Exercise aim
Reproduce the data in its entirety, exactly as supplied.

Records for processing
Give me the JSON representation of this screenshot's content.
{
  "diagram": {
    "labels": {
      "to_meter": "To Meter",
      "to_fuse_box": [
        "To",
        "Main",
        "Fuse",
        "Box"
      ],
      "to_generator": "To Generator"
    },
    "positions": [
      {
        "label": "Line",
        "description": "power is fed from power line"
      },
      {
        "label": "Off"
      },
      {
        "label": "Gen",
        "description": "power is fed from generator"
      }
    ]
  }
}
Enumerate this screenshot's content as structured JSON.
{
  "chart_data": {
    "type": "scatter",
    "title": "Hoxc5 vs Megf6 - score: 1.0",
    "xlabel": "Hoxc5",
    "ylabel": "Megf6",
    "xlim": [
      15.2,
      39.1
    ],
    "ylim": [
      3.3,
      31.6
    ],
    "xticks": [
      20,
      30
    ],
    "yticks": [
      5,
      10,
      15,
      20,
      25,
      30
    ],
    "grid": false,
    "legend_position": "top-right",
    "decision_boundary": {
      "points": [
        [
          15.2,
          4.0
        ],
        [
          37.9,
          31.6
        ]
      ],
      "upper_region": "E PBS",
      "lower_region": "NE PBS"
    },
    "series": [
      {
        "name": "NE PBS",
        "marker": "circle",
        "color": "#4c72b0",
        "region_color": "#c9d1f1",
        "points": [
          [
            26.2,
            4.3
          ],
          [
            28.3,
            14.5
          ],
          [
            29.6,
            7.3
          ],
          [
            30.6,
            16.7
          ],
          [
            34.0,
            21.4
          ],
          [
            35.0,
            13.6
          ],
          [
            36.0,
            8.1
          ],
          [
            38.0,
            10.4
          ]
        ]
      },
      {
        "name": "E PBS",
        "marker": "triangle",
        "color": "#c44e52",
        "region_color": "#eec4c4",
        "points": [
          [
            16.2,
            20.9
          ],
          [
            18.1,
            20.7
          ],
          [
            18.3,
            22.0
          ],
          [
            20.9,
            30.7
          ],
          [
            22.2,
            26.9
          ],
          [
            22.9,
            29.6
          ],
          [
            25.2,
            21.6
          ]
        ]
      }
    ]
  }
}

Correct output
Give me the JSON representation of this screenshot's content.
{
  "diagram": {
    "labels": {
      "to_meter": "To Meter",
      "to_fuse_box": [
        "To",
        "Main",
        "Fuse",
        "Box"
      ],
      "to_generator": "To Generator"
    },
    "positions": [
      {
        "label": "Line",
        "description": "power is fed from power line"
      },
      {
        "label": "Off"
      },
      {
        "label": "Gen",
        "description": "power is fed from generator"
      }
    ]
  }
}
Enumerate this screenshot's content as structured JSON.
{
  "chart_data": {
    "type": "scatter",
    "title": "Hoxc5 vs Megf6 - score: 1.0",
    "xlabel": "Hoxc5",
    "ylabel": "Megf6",
    "xlim": [
      15.2,
      39.1
    ],
    "ylim": [
      3.3,
      31.6
    ],
    "xticks": [
      20,
      30
    ],
    "yticks": [
      5,
      10,
      15,
      20,
      25,
      30
    ],
    "grid": false,
    "legend_position": "top-right",
    "decision_boundary": {
      "points": [
        [
          15.2,
          4.0
        ],
        [
          37.9,
          31.6
        ]
      ],
      "upper_region": "E PBS",
      "lower_region": "NE PBS"
    },
    "series": [
      {
        "name": "NE PBS",
        "marker": "circle",
        "color": "#4c72b0",
        "region_color": "#c9d1f1",
        "points": [
          [
            26.2,
            4.3
          ],
          [
            28.3,
            14.5
          ],
          [
            29.6,
            7.3
          ],
          [
            30.6,
            16.7
          ],
          [
            34.0,
            21.4
          ],
          [
            35.0,
            13.6
          ],
          [
            36.0,
            8.1
          ],
          [
            38.0,
            10.4
          ]
        ]
      },
      {
        "name": "E PBS",
        "marker": "triangle",
        "color": "#c44e52",
        "region_color": "#eec4c4",
        "points": [
          [
            16.2,
            20.9
          ],
          [
            18.1,
            20.7
          ],
          [
            18.3,
            22.0
          ],
          [
            20.9,
            30.7
          ],
          [
            22.2,
            26.9
          ],
          [
            22.9,
            29.6
          ],
          [
            25.2,
            21.6
          ]
        ]
      }
    ]
  }
}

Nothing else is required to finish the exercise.